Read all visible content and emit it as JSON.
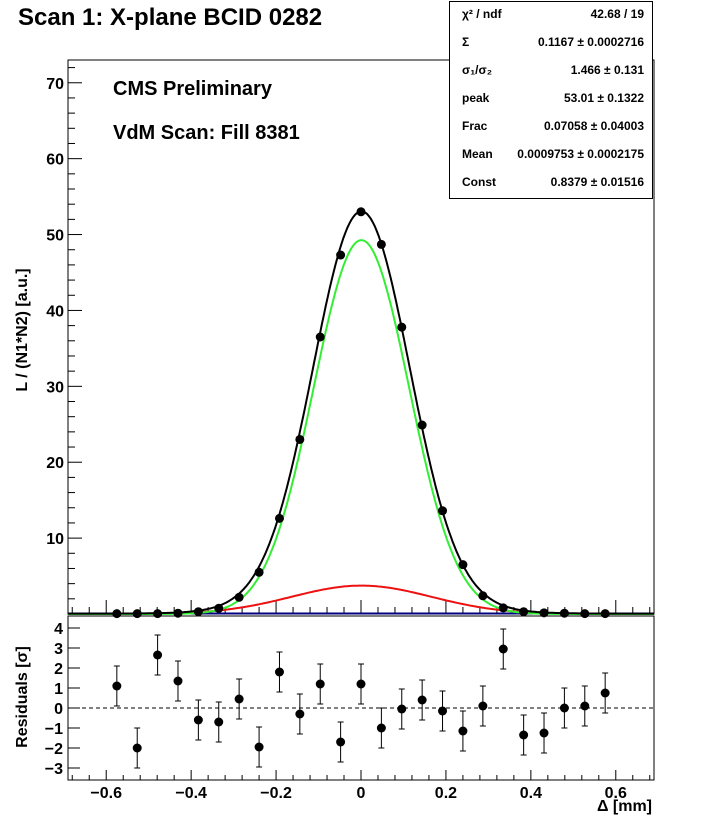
{
  "title": "Scan 1: X-plane BCID 0282",
  "annotations": [
    "CMS Preliminary",
    "VdM Scan: Fill 8381"
  ],
  "stats": [
    {
      "name": "χ² / ndf",
      "value": "42.68 / 19"
    },
    {
      "name": "Σ",
      "value": "0.1167 ± 0.0002716"
    },
    {
      "name": "σ₁/σ₂",
      "value": "1.466 ± 0.131"
    },
    {
      "name": "peak",
      "value": "53.01 ± 0.1322"
    },
    {
      "name": "Frac",
      "value": "0.07058 ± 0.04003"
    },
    {
      "name": "Mean",
      "value": "0.0009753 ± 0.0002175"
    },
    {
      "name": "Const",
      "value": "0.8379 ± 0.01516"
    }
  ],
  "colors": {
    "total_fit": "#000000",
    "narrow_gaussian": "#33ee33",
    "wide_gaussian": "#ee1111",
    "baseline": "#000080"
  },
  "chart_data": [
    {
      "type": "scatter",
      "xlabel": "Δ [mm]",
      "ylabel": "L / (N1*N2) [a.u.]",
      "xlim": [
        -0.69,
        0.69
      ],
      "ylim": [
        0,
        73
      ],
      "x_ticks": [
        "−0.6",
        "−0.4",
        "−0.2",
        "0",
        "0.2",
        "0.4",
        "0.6"
      ],
      "y_ticks": [
        "10",
        "20",
        "30",
        "40",
        "50",
        "60",
        "70"
      ],
      "x": [
        -0.575,
        -0.527,
        -0.479,
        -0.431,
        -0.383,
        -0.335,
        -0.287,
        -0.24,
        -0.192,
        -0.144,
        -0.096,
        -0.048,
        0.0,
        0.048,
        0.096,
        0.144,
        0.192,
        0.24,
        0.287,
        0.335,
        0.383,
        0.431,
        0.479,
        0.527,
        0.575
      ],
      "y": [
        0.05,
        0.05,
        0.05,
        0.1,
        0.3,
        0.75,
        2.2,
        5.5,
        12.6,
        23.0,
        36.5,
        47.3,
        53.0,
        48.7,
        37.8,
        24.9,
        13.6,
        6.5,
        2.4,
        0.8,
        0.3,
        0.15,
        0.1,
        0.05,
        0.05
      ],
      "series": [
        {
          "name": "total fit",
          "color": "#000000"
        },
        {
          "name": "narrow Gaussian",
          "color": "#33ee33"
        },
        {
          "name": "wide Gaussian",
          "color": "#ee1111"
        },
        {
          "name": "constant",
          "color": "#000080"
        }
      ],
      "fit": {
        "sigma_eff": 0.1167,
        "sigma_ratio": 1.466,
        "peak": 53.01,
        "frac": 0.07058,
        "mean": 0.0009753,
        "const": 0.8379
      }
    },
    {
      "type": "scatter",
      "ylabel": "Residuals [σ]",
      "ylim": [
        -3.6,
        4.6
      ],
      "y_ticks": [
        "−3",
        "−2",
        "−1",
        "0",
        "1",
        "2",
        "3",
        "4"
      ],
      "x": [
        -0.575,
        -0.527,
        -0.479,
        -0.431,
        -0.383,
        -0.335,
        -0.287,
        -0.24,
        -0.192,
        -0.144,
        -0.096,
        -0.048,
        0.0,
        0.048,
        0.096,
        0.144,
        0.192,
        0.24,
        0.287,
        0.335,
        0.383,
        0.431,
        0.479,
        0.527,
        0.575
      ],
      "y": [
        1.1,
        -2.0,
        2.65,
        1.35,
        -0.6,
        -0.7,
        0.45,
        -1.95,
        1.8,
        -0.3,
        1.2,
        -1.7,
        1.2,
        -1.0,
        -0.05,
        0.4,
        -0.15,
        -1.15,
        0.1,
        2.95,
        -1.35,
        -1.25,
        0.0,
        0.1,
        0.75
      ],
      "err": [
        1.0,
        1.0,
        1.0,
        1.0,
        1.0,
        1.0,
        1.0,
        1.0,
        1.0,
        1.0,
        1.0,
        1.0,
        1.0,
        1.0,
        1.0,
        1.0,
        1.0,
        1.0,
        1.0,
        1.0,
        1.0,
        1.0,
        1.0,
        1.0,
        1.0
      ],
      "reference_line": 0
    }
  ]
}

☆ ☆ ☆ ☆

WORK REQUIRED
Extract all lines of the records above that include "name".

EXPECTED ANSWER
      "name": "χ² / ndf",
      "name": "Σ",
      "name": "σ₁/σ₂",
      "name": "peak",
      "name": "Frac",
      "name": "Mean",
      "name": "Const",
          "name": "total fit",
          "name": "narrow Gaussian",
          "name": "wide Gaussian",
          "name": "constant",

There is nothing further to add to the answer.